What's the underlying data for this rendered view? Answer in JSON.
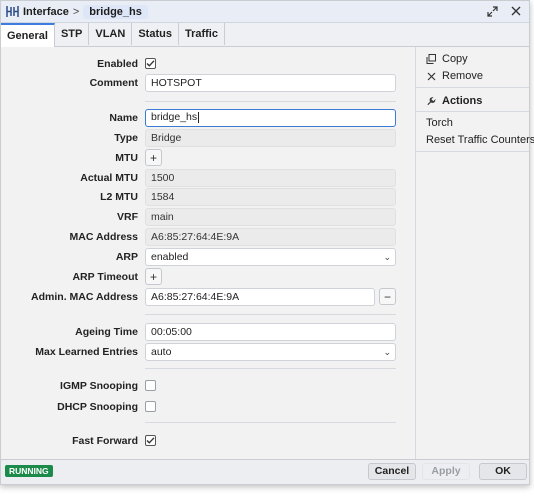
{
  "titlebar": {
    "section": "Interface",
    "separator": ">",
    "name": "bridge_hs"
  },
  "tabs": [
    "General",
    "STP",
    "VLAN",
    "Status",
    "Traffic"
  ],
  "form": {
    "enabled_label": "Enabled",
    "enabled": true,
    "comment_label": "Comment",
    "comment": "HOTSPOT",
    "name_label": "Name",
    "name": "bridge_hs",
    "type_label": "Type",
    "type": "Bridge",
    "mtu_label": "MTU",
    "actual_mtu_label": "Actual MTU",
    "actual_mtu": "1500",
    "l2_mtu_label": "L2 MTU",
    "l2_mtu": "1584",
    "vrf_label": "VRF",
    "vrf": "main",
    "mac_label": "MAC Address",
    "mac": "A6:85:27:64:4E:9A",
    "arp_label": "ARP",
    "arp": "enabled",
    "arp_timeout_label": "ARP Timeout",
    "admin_mac_label": "Admin. MAC Address",
    "admin_mac": "A6:85:27:64:4E:9A",
    "ageing_label": "Ageing Time",
    "ageing": "00:05:00",
    "max_learned_label": "Max Learned Entries",
    "max_learned": "auto",
    "igmp_label": "IGMP Snooping",
    "igmp": false,
    "dhcp_label": "DHCP Snooping",
    "dhcp": false,
    "fast_forward_label": "Fast Forward",
    "fast_forward": true
  },
  "side": {
    "copy": "Copy",
    "remove": "Remove",
    "actions": "Actions",
    "torch": "Torch",
    "reset": "Reset Traffic Counters"
  },
  "statusbar": {
    "status": "RUNNING",
    "status_color": "#1b8a4a",
    "cancel": "Cancel",
    "apply": "Apply",
    "ok": "OK"
  },
  "colors": {
    "accent": "#3a7bd5",
    "running": "#1b8a4a"
  }
}
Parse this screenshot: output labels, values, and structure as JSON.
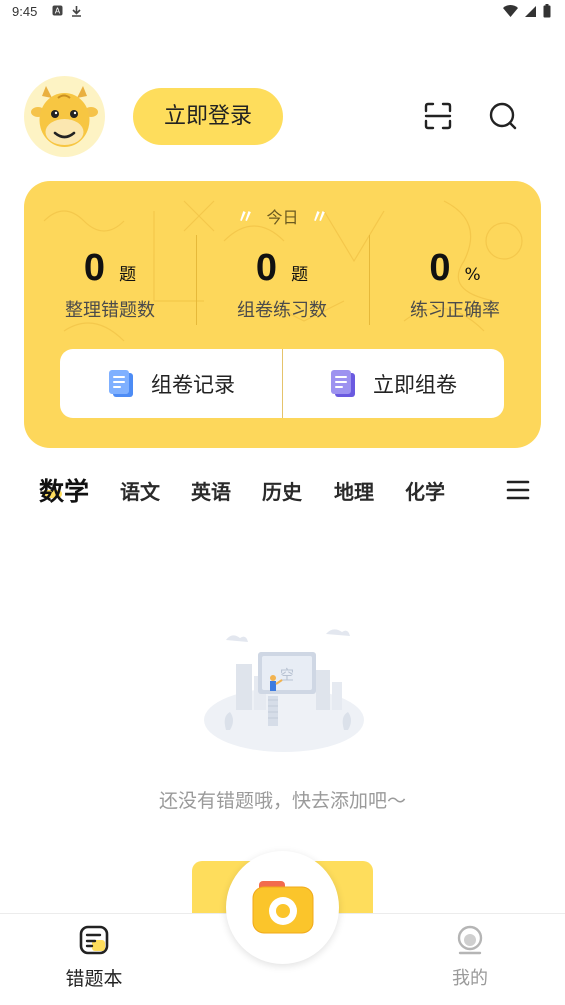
------------------------------------------------------------------------
- WHAT YOU HAVE TO DO
State how many lines of the listing above include the word "Snooping". Give nothing but the number.

- THE RESPONSE
2